● Problem
In the stretch of entries from the line with "volume-bar [455, 347, 460, 362]" through the line with "stat-label: 매출 [445, 482, 467, 495]", replace "stat-label" with "metric-label" and write out only those lines, leaving everything else unchanged.

::: Supplied information

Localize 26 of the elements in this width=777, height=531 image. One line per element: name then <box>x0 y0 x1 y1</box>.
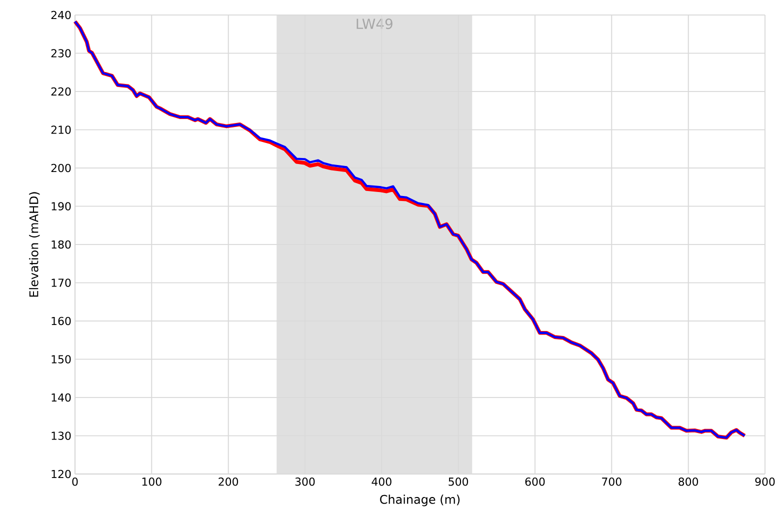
x-tick-label: 500 <box>448 478 468 486</box>
x-tick-label: 900 <box>755 478 775 486</box>
y-tick-label: 120 <box>52 470 71 478</box>
y-tick-label: 160 <box>52 316 71 326</box>
y-tick-label: 180 <box>52 240 71 249</box>
y-tick-label: 130 <box>52 432 71 440</box>
y-tick-label: 220 <box>51 87 71 96</box>
x-tick-label: 800 <box>678 478 698 486</box>
y-tick-label: 170 <box>52 278 71 287</box>
y-tick-label: 200 <box>51 164 71 172</box>
x-tick-label: 700 <box>602 478 622 486</box>
y-tick-label: 150 <box>52 355 71 364</box>
y-tick-label: 230 <box>51 49 71 58</box>
x-tick-label: 200 <box>218 478 238 486</box>
y-tick-label: 140 <box>52 393 71 402</box>
y-tick-label: 240 <box>51 10 71 20</box>
y-tick-label: 190 <box>52 202 71 210</box>
x-axis-title: Chainage (m) <box>380 494 460 506</box>
x-tick-label: 100 <box>142 478 162 486</box>
x-tick-label: 0 <box>72 478 78 486</box>
x-tick-label: 600 <box>525 478 545 486</box>
y-axis-title: Elevation (mAHD) <box>29 192 40 297</box>
x-tick-label: 300 <box>295 478 315 486</box>
x-tick-label: 400 <box>372 478 392 486</box>
y-tick-label: 210 <box>51 126 71 134</box>
band-label: LW49 <box>356 18 392 30</box>
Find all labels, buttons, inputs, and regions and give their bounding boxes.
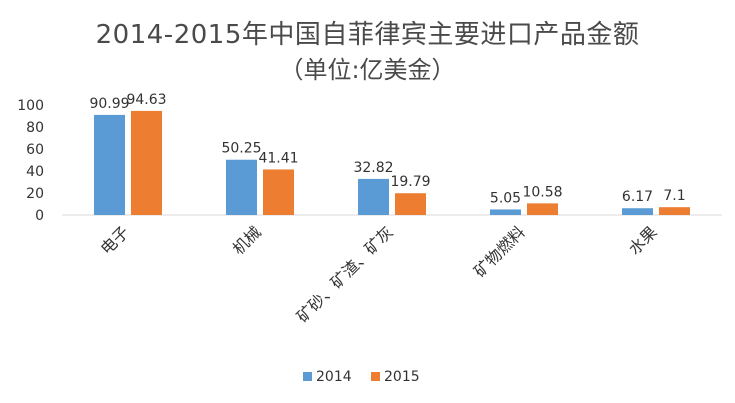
bar-2014-4	[622, 208, 653, 215]
data-label-2014-2: 32.82	[353, 160, 393, 176]
legend-label-2014: 2014	[316, 369, 352, 385]
bar-2015-3	[527, 203, 558, 215]
legend-swatch-2014	[303, 372, 312, 381]
category-label-1: 机械	[229, 222, 265, 258]
y-tick-label-0: 0	[35, 208, 44, 224]
data-label-2014-0: 90.99	[89, 96, 129, 112]
y-tick-label-2: 40	[26, 164, 44, 180]
data-label-2015-1: 41.41	[258, 150, 298, 166]
legend-label-2015: 2015	[384, 369, 420, 385]
bar-2015-2	[395, 193, 426, 215]
y-tick-label-3: 60	[26, 142, 44, 158]
bar-2014-3	[490, 209, 521, 215]
data-label-2015-2: 19.79	[390, 174, 430, 190]
chart-title: 2014-2015年中国自菲律宾主要进口产品金额	[95, 20, 640, 50]
y-tick-label-5: 100	[17, 98, 44, 114]
category-label-2: 矿砂、矿渣、矿灰	[293, 222, 397, 326]
bar-2014-0	[94, 114, 125, 215]
data-label-2014-4: 6.17	[622, 189, 653, 205]
category-label-0: 电子	[97, 222, 133, 258]
bar-2014-1	[226, 159, 257, 215]
y-tick-label-1: 20	[26, 186, 44, 202]
category-label-3: 矿物燃料	[470, 222, 529, 281]
data-label-2015-4: 7.1	[663, 188, 685, 204]
bar-2015-4	[659, 207, 690, 215]
data-label-2015-0: 94.63	[126, 92, 166, 108]
y-tick-label-4: 80	[26, 120, 44, 136]
data-label-2014-1: 50.25	[221, 141, 261, 157]
bar-2015-1	[263, 169, 294, 215]
data-label-2014-3: 5.05	[490, 190, 521, 206]
chart-subtitle: （单位:亿美金）	[279, 56, 456, 84]
bar-2014-2	[358, 178, 389, 215]
legend-swatch-2015	[371, 372, 380, 381]
category-label-4: 水果	[625, 222, 661, 258]
bar-2015-0	[131, 110, 162, 215]
data-label-2015-3: 10.58	[522, 184, 562, 200]
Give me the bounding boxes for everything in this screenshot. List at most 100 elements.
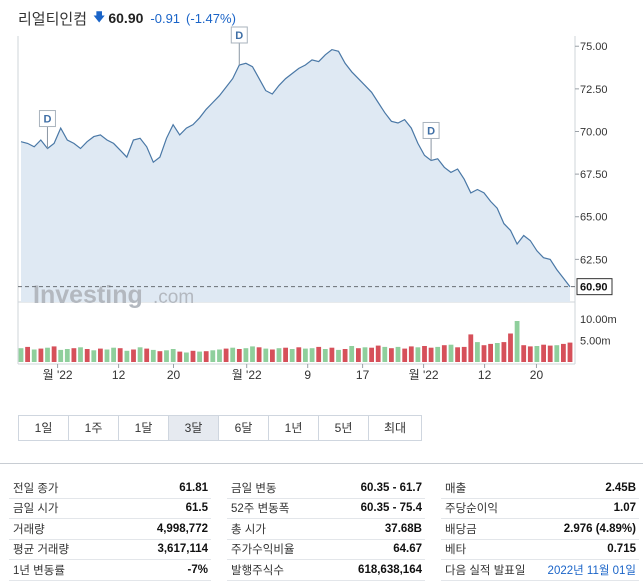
volume-bar [455, 347, 460, 362]
next-earnings-link[interactable]: 2022년 11월 01일 [547, 564, 636, 577]
volume-bar [547, 345, 553, 362]
period-button-2[interactable]: 1달 [119, 416, 169, 440]
period-button-6[interactable]: 5년 [319, 416, 369, 440]
volume-bar [256, 347, 262, 362]
volume-bar [422, 346, 427, 362]
volume-bar [144, 348, 150, 362]
stat-row: 다음 실적 발표일 2022년 11월 01일 [441, 560, 639, 581]
stat-label: 매출 [445, 482, 467, 495]
period-button-3[interactable]: 3달 [169, 416, 219, 440]
volume-bar [210, 350, 216, 362]
stat-label: 거래량 [13, 523, 45, 536]
volume-bar [488, 343, 493, 362]
stat-label: 발행주식수 [231, 564, 284, 577]
volume-bar [131, 349, 136, 362]
stat-row: 총 시가 37.68B [227, 519, 425, 540]
volume-bar [78, 347, 83, 362]
last-price: 60.90 [108, 10, 144, 26]
stat-row: 주가수익비율 64.67 [227, 540, 425, 560]
dividend-marker-label: D [427, 125, 435, 137]
volume-bar [402, 348, 408, 362]
volume-bar [31, 349, 37, 362]
dividend-marker [38, 110, 56, 128]
volume-bar [521, 345, 527, 362]
period-button-5[interactable]: 1년 [269, 416, 319, 440]
volume-bar [508, 333, 513, 362]
x-tick-label: 12 [478, 368, 492, 382]
stat-row: 1년 변동률 -7% [9, 560, 211, 581]
volume-bar [349, 346, 355, 362]
section-divider [0, 463, 643, 464]
stat-value: -7% [187, 563, 208, 576]
volume-bar [276, 348, 282, 362]
volume-bar [243, 348, 249, 362]
volume-bar [137, 347, 143, 362]
key-statistics: 전일 종가 61.81 금일 시가 61.5 거래량 4,998,772 평균 거래량 3,6… [9, 478, 639, 581]
stat-value: 61.81 [179, 481, 208, 494]
volume-bar [203, 351, 209, 362]
x-tick-label: 월 '22 [43, 368, 73, 382]
volume-bar [534, 346, 540, 362]
stat-value: 1.07 [613, 502, 636, 515]
x-tick-label: 17 [356, 368, 370, 382]
stat-value: 61.5 [185, 502, 208, 515]
stat-row: 매출 2.45B [441, 478, 639, 499]
period-button-1[interactable]: 1주 [69, 416, 119, 440]
x-tick-label: 12 [112, 368, 126, 382]
volume-bar [250, 346, 255, 362]
stat-value: 3,617,114 [157, 543, 208, 556]
volume-bar [541, 344, 546, 362]
stat-row: 배당금 2.976 (4.89%) [441, 519, 639, 540]
stat-label: 52주 변동폭 [231, 503, 290, 516]
volume-bar [283, 347, 288, 362]
period-button-4[interactable]: 6달 [219, 416, 269, 440]
period-selector: 1일 1주 1달 3달 6달 1년 5년 최대 [18, 415, 422, 441]
last-price-box [576, 278, 613, 296]
price-tick-label: 65.00 [580, 212, 608, 224]
volume-bar [270, 349, 275, 362]
volume-bar [45, 347, 50, 362]
period-button-7[interactable]: 최대 [369, 416, 421, 440]
volume-bar [190, 350, 196, 362]
volume-bar [38, 348, 44, 362]
stat-value: 2.976 (4.89%) [563, 522, 636, 535]
instrument-name: 리얼티인컴 [18, 10, 88, 28]
stat-value: 4,998,772 [156, 522, 208, 535]
volume-bar [395, 346, 401, 362]
stat-label: 주가수익비율 [231, 544, 295, 557]
volume-bar [309, 348, 315, 362]
stat-value: 0.715 [607, 543, 636, 556]
period-button-0[interactable]: 1일 [19, 416, 69, 440]
stat-label: 전일 종가 [13, 482, 59, 495]
dividend-marker [422, 121, 440, 139]
volume-bar [84, 349, 90, 362]
volume-bar [336, 349, 341, 362]
stat-row: 금일 시가 61.5 [9, 499, 211, 519]
stat-row: 52주 변동폭 60.35 - 75.4 [227, 499, 425, 519]
quote-header: 리얼티인컴 🡇 60.90 -0.91 (-1.47%) [18, 8, 236, 28]
dividend-marker-label: D [235, 30, 243, 42]
stat-value: 37.68B [384, 522, 422, 535]
price-change: -0.91 [150, 10, 181, 26]
x-tick-label: 20 [167, 368, 181, 382]
volume-bar [25, 346, 30, 362]
stats-column-3: 매출 2.45B 주당순이익 1.07 배당금 2.976 (4.89%) 베타 0.715 다… [441, 478, 639, 581]
volume-bar [303, 348, 308, 362]
stat-value: 64.67 [393, 543, 422, 556]
volume-bar [428, 347, 434, 362]
volume-bar [18, 348, 24, 362]
volume-bar [441, 345, 447, 362]
volume-bar [263, 348, 269, 362]
watermark-suffix: .com [153, 287, 194, 308]
x-tick-label: 월 '22 [232, 368, 262, 382]
volume-bar [448, 344, 454, 362]
volume-bar [150, 349, 156, 362]
stat-row: 금일 변동 60.35 - 61.7 [227, 478, 425, 499]
volume-bar [177, 351, 183, 362]
volume-tick-label: 5.00m [580, 335, 611, 347]
volume-bar [514, 321, 520, 362]
volume-bar [124, 350, 130, 362]
volume-bar [415, 347, 421, 362]
volume-bar [170, 349, 176, 362]
price-chart[interactable]: Investing .com 75.00 72.50 70.00 67.50 65.00 62… [0, 0, 643, 400]
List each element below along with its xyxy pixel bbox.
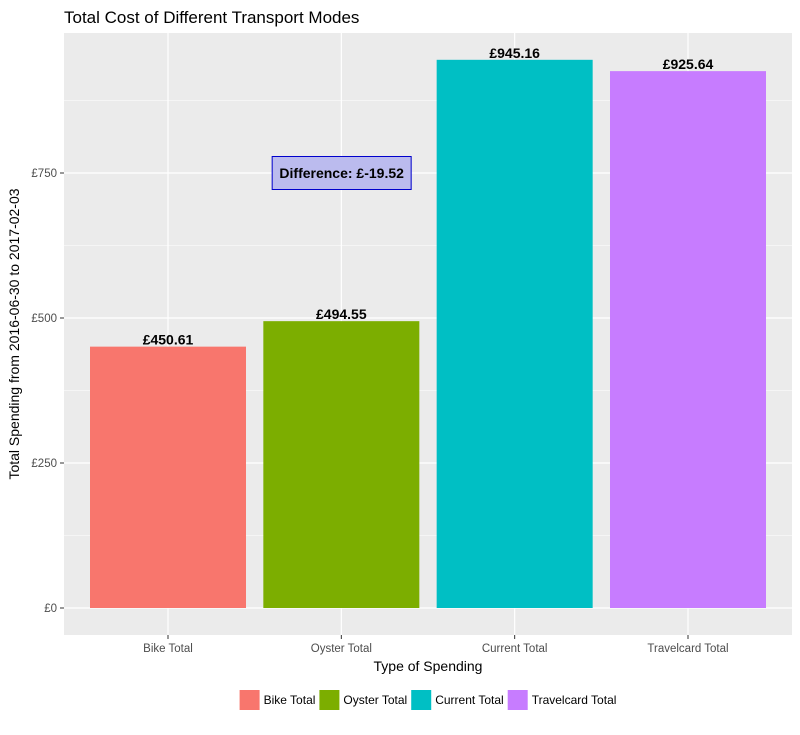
bar-travelcard-total <box>610 71 766 609</box>
bar-labels-layer: £450.61 £494.55 £945.16 £925.64 <box>143 45 714 348</box>
legend-label: Travelcard Total <box>532 693 617 707</box>
bar-bike-total <box>90 346 246 608</box>
legend-label: Bike Total <box>264 693 316 707</box>
bar-value-label: £494.55 <box>316 306 367 322</box>
legend-swatch <box>507 690 528 710</box>
x-axis-title: Type of Spending <box>374 658 483 674</box>
bar-value-label: £450.61 <box>143 332 194 348</box>
y-tick-label: £0 <box>44 603 57 615</box>
legend-swatch <box>239 690 260 710</box>
x-axis: Bike Total Oyster Total Current Total Trave… <box>143 635 729 655</box>
y-tick-label: £250 <box>31 458 57 470</box>
x-tick-label: Travelcard Total <box>647 643 728 655</box>
chart-title: Total Cost of Different Transport Modes <box>64 8 359 27</box>
y-tick-label: £500 <box>31 313 57 325</box>
bar-current-total <box>436 59 593 609</box>
annotation-layer: Difference: £-19.52 <box>271 156 412 190</box>
bar-oyster-total <box>263 321 420 608</box>
x-tick-label: Bike Total <box>143 643 193 655</box>
legend-label: Current Total <box>435 693 503 707</box>
bars-layer <box>90 59 766 609</box>
annotation-text: Difference: £-19.52 <box>279 165 404 181</box>
y-tick-label: £750 <box>31 168 57 180</box>
x-tick-label: Current Total <box>482 643 548 655</box>
bar-value-label: £925.64 <box>663 56 714 72</box>
x-tick-label: Oyster Total <box>311 643 372 655</box>
legend-swatch <box>319 690 340 710</box>
legend-label: Oyster Total <box>343 693 407 707</box>
y-axis-title: Total Spending from 2016-06-30 to 2017-0… <box>6 188 22 479</box>
bar-value-label: £945.16 <box>489 45 540 61</box>
legend: Bike Total Oyster Total Current Total Trave… <box>239 690 617 710</box>
legend-swatch <box>411 690 432 710</box>
y-axis: £0 £250 £500 £750 <box>31 168 64 615</box>
annotation-box <box>271 156 412 190</box>
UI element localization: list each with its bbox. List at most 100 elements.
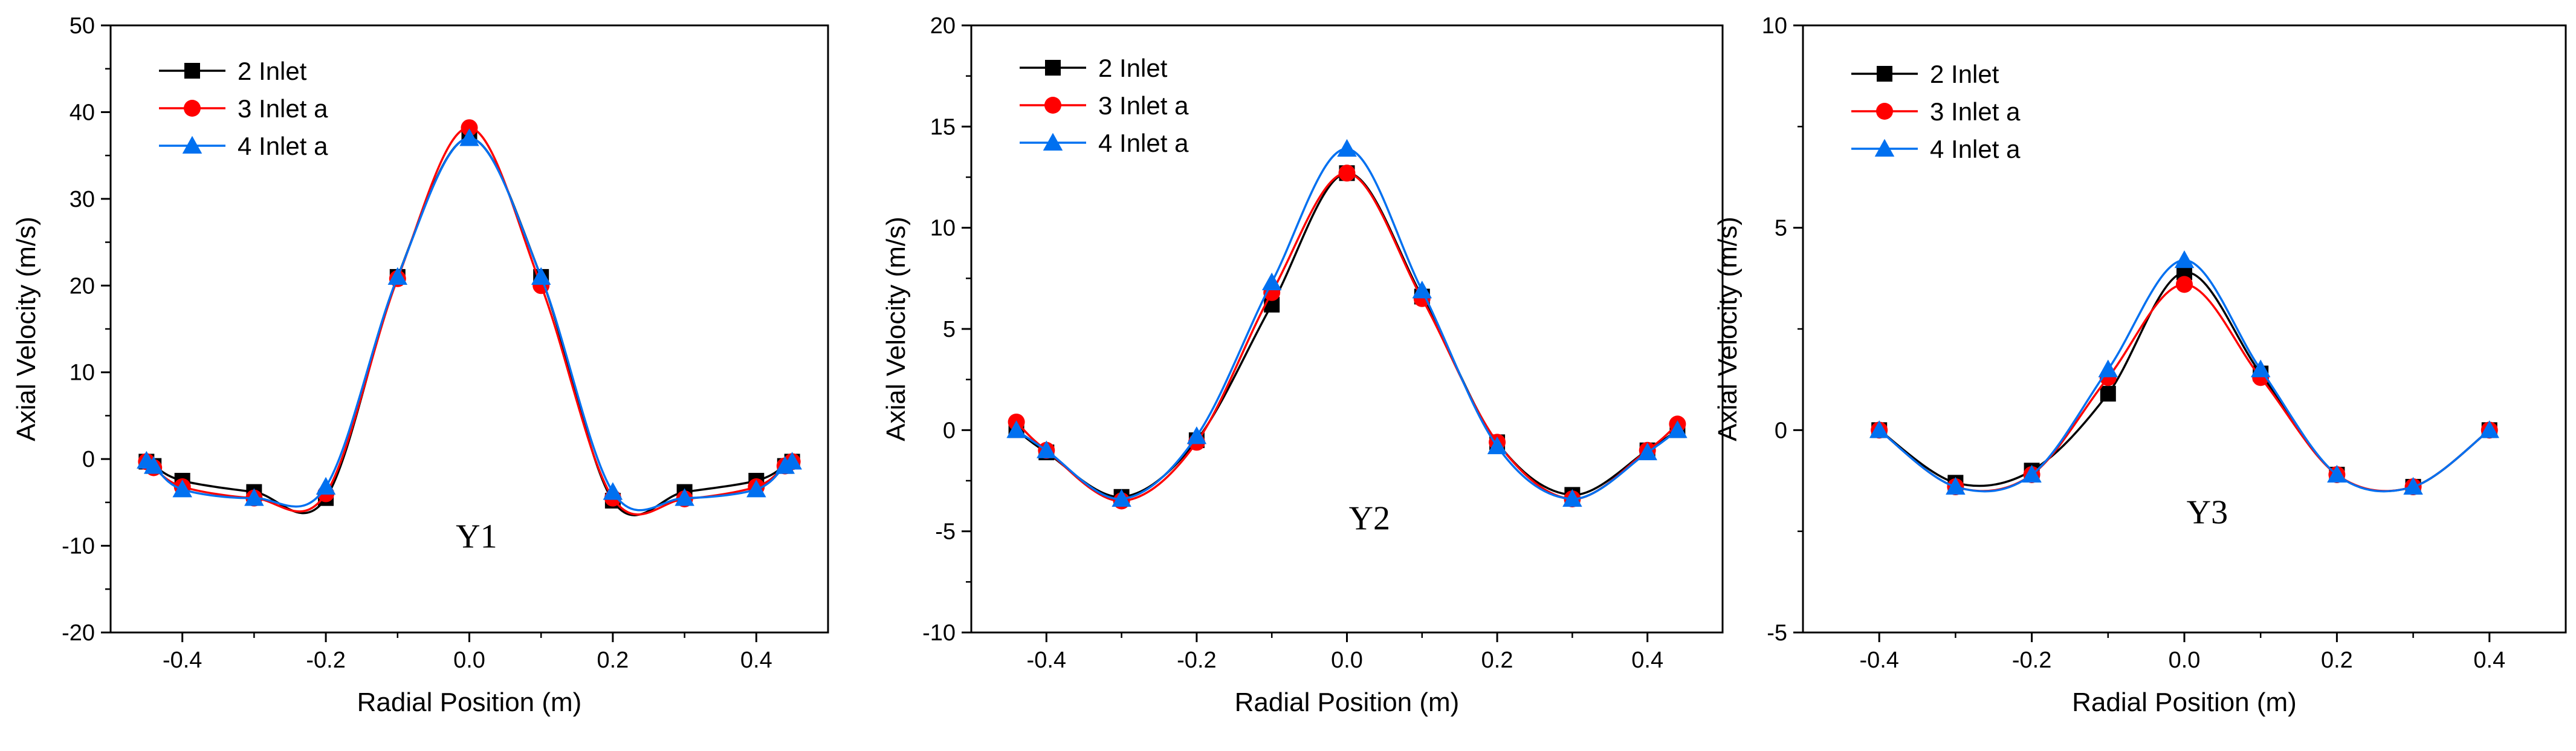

::::::

● Final result
volume-bar [455, 347, 460, 362]
next-earnings-link[interactable]: 2022년 11월 01일 [547, 564, 636, 577]
volume-bar [547, 345, 553, 362]
period-button-2[interactable]: 1달 [119, 416, 169, 440]
period-button-6[interactable]: 5년 [319, 416, 369, 440]
volume-bar [256, 347, 262, 362]
volume-bar [422, 346, 427, 362]
volume-bar [144, 348, 150, 362]
stat-row: 다음 실적 발표일 2022년 11월 01일 [441, 560, 639, 581]
metric-label: 매출 [445, 482, 467, 495]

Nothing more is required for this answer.